SET TASK - Update the part of the monad thread starting with "However, you could" and going on through "Am I right?" by putting "mental model" wherever "intuition" appears, then give that part in full.

PASSAGE -
####################
I kind of like the term "monadic action" myself. Here's another perspective that may help you out:
I really like the idea of the "programmable semicolon". That is, in your typical programming languages, you're really working in an implicit State monad. All the in-scope state is carried over from line to line, and each line is separated by a semicolon.
In Haskell, we first get rid of this. We don't like the idea of being able to modify state without being explicit about the types. But of course we still allow you to carry state around. You use >>= to bind "lines" together to use the same state. That's when you get to really take things a step further, though: because state isn't the only "side effect" which you can capture and hide away in a >>=. You can do it with IO, non-determinism, potential failure, etc., etc. And that's where monads come in. It's an interface for gluing together actions with "side effects" in a way in which the actual effects are explicit, but hidden away in the class instance.
Hope this helps!
On Wed, Apr 22, 2009 at 5:06 PM, Daniel Carrera
<daniel.carrera@theingots.org> wrote:
Brent Yorgey wrote:
"Computation" does not really have any technical meaning, it's just
supposed to be an intuition. But the term "computation" is often used
to refer to things of type (m a) where m is a Monad. You can clearly
see from the types that something of type (m a) is different than
something of type (a -> b). The former takes no inputs and somehow
produces value(s) of type a; the latter takes something of type a as
input and produces something of type b as output.
However, you could also legitimately thing of things of type (a -> b)
as "computations"; more interestingly, you can think of things of type
(a -> m b) as "parameterized computations" which can be composed in
nice ways.
Don't rely too heavily on the "computation" idea; monads certainly
don't "revolve around computations", it's only one particular way of
giving intuition for monads which does.
It looks to me that one could replace the word "computation" everywhere in the article with "monadic type" (where again, "monadic type" is just an intuition for "m a" where m is a Monad) and the article would be equally correct. Am I right?
The Wikipedia article seems to use "monadic type" for the same things that ertes calls "computation".
I can't decide which term gives better intuition. The term "computation" makes binding more intuitive: The computation (m a) returns a value of type "a" can then be fed into a function of type (a -> m b). On the other hand, "monadic type" is more intuitive when you write "Maybe Int" or "IO String".
Anyways, thanks for the help. I'm (slowly) making progress.
Cheers,
Daniel.
####################
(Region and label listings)

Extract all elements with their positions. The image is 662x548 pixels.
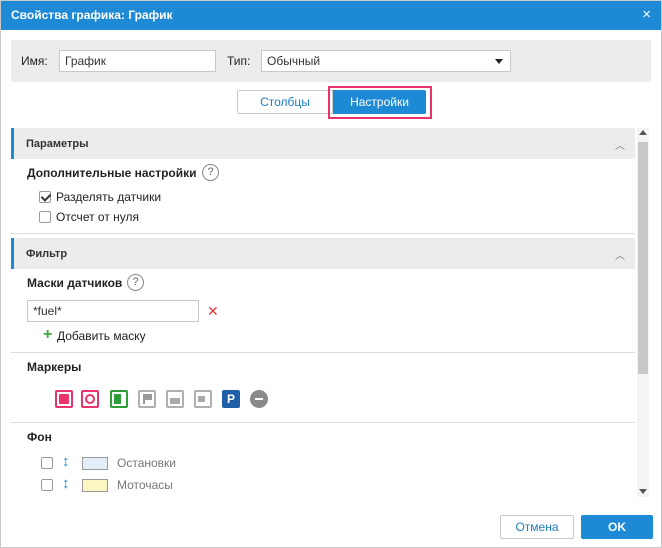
help-icon[interactable]: ? xyxy=(127,274,144,291)
type-select[interactable]: Обычный xyxy=(261,50,511,72)
image-marker-icon[interactable] xyxy=(166,390,184,408)
zero-origin-checkbox[interactable] xyxy=(39,211,51,223)
stops-color-swatch[interactable] xyxy=(82,457,108,470)
chevron-up-icon[interactable]: ︿ xyxy=(615,247,625,262)
vertical-arrows-icon: ↕ xyxy=(62,475,70,492)
tab-columns[interactable]: Столбцы xyxy=(237,90,333,114)
sensor-masks-title: Маски датчиков xyxy=(27,276,123,290)
active-tab-highlight xyxy=(328,86,432,119)
help-icon[interactable]: ? xyxy=(202,164,219,181)
split-sensors-label: Разделять датчики xyxy=(56,190,162,204)
vertical-arrows-icon: ↕ xyxy=(62,453,70,470)
scrollbar-thumb[interactable] xyxy=(638,142,648,374)
stops-label: Остановки xyxy=(117,456,176,470)
chevron-down-icon xyxy=(495,59,503,64)
fuel-station-marker-icon[interactable] xyxy=(110,390,128,408)
delete-mask-icon[interactable]: ✕ xyxy=(207,303,219,320)
fuel-filling-marker-icon[interactable] xyxy=(55,390,73,408)
motohours-checkbox[interactable] xyxy=(41,479,53,491)
stops-checkbox[interactable] xyxy=(41,457,53,469)
name-label: Имя: xyxy=(21,54,48,68)
scroll-down-icon[interactable] xyxy=(639,489,647,494)
minus-marker-icon[interactable] xyxy=(250,390,268,408)
scroll-up-icon[interactable] xyxy=(639,130,647,135)
divider xyxy=(11,422,635,423)
add-mask-link[interactable]: Добавить маску xyxy=(57,329,146,343)
name-input[interactable] xyxy=(59,50,216,72)
settings-scroll-area: Параметры ︿ Дополнительные настройки ? Р… xyxy=(11,128,635,498)
sensor-mask-input[interactable] xyxy=(27,300,199,322)
filter-section-header[interactable]: Фильтр ︿ xyxy=(11,238,635,269)
cancel-button[interactable]: Отмена xyxy=(500,515,574,539)
speed-marker-icon[interactable] xyxy=(81,390,99,408)
zero-origin-label: Отсчет от нуля xyxy=(56,210,140,224)
type-label: Тип: xyxy=(227,54,251,68)
markers-title: Маркеры xyxy=(27,360,82,374)
flag-marker-icon[interactable] xyxy=(138,390,156,408)
motohours-label: Моточасы xyxy=(117,478,173,492)
params-section-title: Параметры xyxy=(26,138,89,150)
parking-marker-icon[interactable]: P xyxy=(222,390,240,408)
divider xyxy=(11,352,635,353)
type-select-value: Обычный xyxy=(267,54,321,68)
motohours-color-swatch[interactable] xyxy=(82,479,108,492)
extra-settings-title: Дополнительные настройки xyxy=(27,166,197,180)
split-sensors-checkbox[interactable] xyxy=(39,191,51,203)
vertical-scrollbar[interactable] xyxy=(637,128,649,497)
dialog-titlebar: Свойства графика: График × xyxy=(1,1,661,30)
close-icon[interactable]: × xyxy=(642,6,651,23)
background-title: Фон xyxy=(27,430,52,444)
chevron-up-icon[interactable]: ︿ xyxy=(615,137,625,152)
dialog-title: Свойства графика: График xyxy=(11,8,173,22)
ok-button[interactable]: OK xyxy=(581,515,653,539)
chart-properties-dialog: Свойства графика: График × Имя: Тип: Обы… xyxy=(0,0,662,548)
filter-section-title: Фильтр xyxy=(26,248,68,260)
params-section-header[interactable]: Параметры ︿ xyxy=(11,128,635,159)
name-type-bar: Имя: Тип: Обычный xyxy=(11,40,651,82)
video-marker-icon[interactable] xyxy=(194,390,212,408)
divider xyxy=(11,233,635,234)
add-icon[interactable]: + xyxy=(43,327,52,343)
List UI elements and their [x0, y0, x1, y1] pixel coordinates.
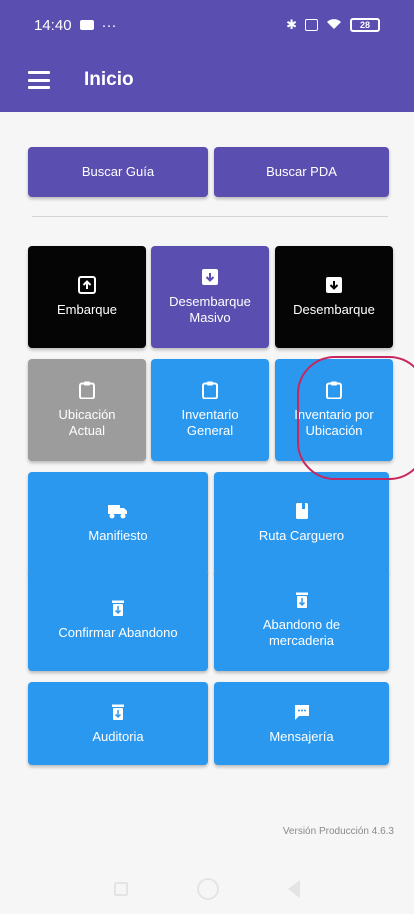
confirmar-abandono-button[interactable]: Confirmar Abandono [28, 569, 208, 671]
clipboard-icon [79, 381, 95, 399]
toolbar: Inicio [0, 54, 414, 106]
archive-box-icon [326, 277, 342, 293]
truck-icon [108, 505, 127, 519]
buscar-pda-label: Buscar PDA [266, 164, 337, 179]
clipboard-icon [202, 381, 218, 399]
chat-bubble-icon [294, 704, 309, 720]
back-icon[interactable] [287, 880, 300, 898]
status-more: ··· [101, 16, 117, 34]
book-icon [295, 503, 308, 519]
battery-level: 28 [359, 20, 370, 30]
home-icon[interactable] [196, 878, 219, 900]
mensajeria-button[interactable]: Mensajería [214, 682, 389, 765]
confirmar-abandono-label: Confirmar Abandono [58, 625, 178, 640]
notification-icon [79, 20, 94, 30]
embarque-button[interactable]: Embarque [28, 246, 146, 348]
inventario-general-button[interactable]: Inventario General [151, 359, 269, 461]
ubicacion-actual-button[interactable]: Ubicación Actual [28, 359, 146, 461]
bluetooth-icon: ✱ [286, 17, 297, 32]
manifiesto-label: Manifiesto [88, 528, 148, 543]
trash-icon [295, 592, 308, 608]
desembarque-masivo-label: Desembarque Masivo [169, 294, 251, 325]
auditoria-label: Auditoria [92, 728, 144, 744]
page-title: Inicio [84, 69, 134, 90]
desembarque-label: Desembarque [293, 302, 375, 317]
archive-box-icon [202, 269, 218, 285]
desembarque-masivo-button[interactable]: Desembarque Masivo [151, 246, 269, 348]
system-nav-bar [0, 864, 414, 914]
mensajeria-label: Mensajería [269, 728, 334, 744]
menu-icon[interactable] [28, 71, 50, 89]
buscar-guia-button[interactable]: Buscar Guía [28, 147, 208, 197]
abandono-mercaderia-label: Abandono de mercaderia [262, 617, 341, 648]
auditoria-button[interactable]: Auditoria [28, 682, 208, 765]
highlight-circle [297, 356, 414, 480]
ruta-carguero-label: Ruta Carguero [258, 528, 345, 543]
version-label: Versión Producción 4.6.3 [282, 826, 394, 837]
divider [32, 216, 388, 217]
app-bar: 14:40 ··· ✱ 28 Inicio [0, 0, 414, 112]
status-left: 14:40 ··· [34, 17, 117, 34]
sim-icon [305, 19, 318, 31]
status-bar: 14:40 ··· ✱ 28 [0, 0, 414, 50]
wifi-icon [326, 18, 342, 33]
buscar-guia-label: Buscar Guía [81, 164, 155, 179]
abandono-mercaderia-button[interactable]: Abandono de mercaderia [214, 569, 389, 671]
battery-icon: 28 [350, 18, 380, 32]
buscar-pda-button[interactable]: Buscar PDA [214, 147, 389, 197]
desembarque-button[interactable]: Desembarque [275, 246, 393, 348]
recents-icon[interactable] [114, 882, 129, 896]
trash-icon [112, 600, 124, 616]
embarque-label: Embarque [57, 302, 117, 317]
status-right: ✱ 28 [286, 17, 380, 33]
manifiesto-button[interactable]: Manifiesto [28, 472, 208, 574]
upload-box-icon [78, 276, 96, 294]
ubicacion-actual-label: Ubicación Actual [58, 407, 116, 438]
status-time: 14:40 [34, 16, 72, 34]
inventario-general-label: Inventario General [181, 407, 239, 438]
ruta-carguero-button[interactable]: Ruta Carguero [214, 472, 389, 574]
trash-icon [112, 704, 124, 720]
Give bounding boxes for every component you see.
####################
EXERCISE SOLUTION -
However, you could also legitimately thing of things of type (a -> b)
as "computations"; more interestingly, you can think of things of type
(a -> m b) as "parameterized computations" which can be composed in
nice ways.
Don't rely too heavily on the "computation" idea; monads certainly
don't "revolve around computations", it's only one particular way of
giving mental model for monads which does.
It looks to me that one could replace the word "computation" everywhere in the article with "monadic type" (where again, "monadic type" is just an mental model for "m a" where m is a Monad) and the article would be equally correct. Am I right?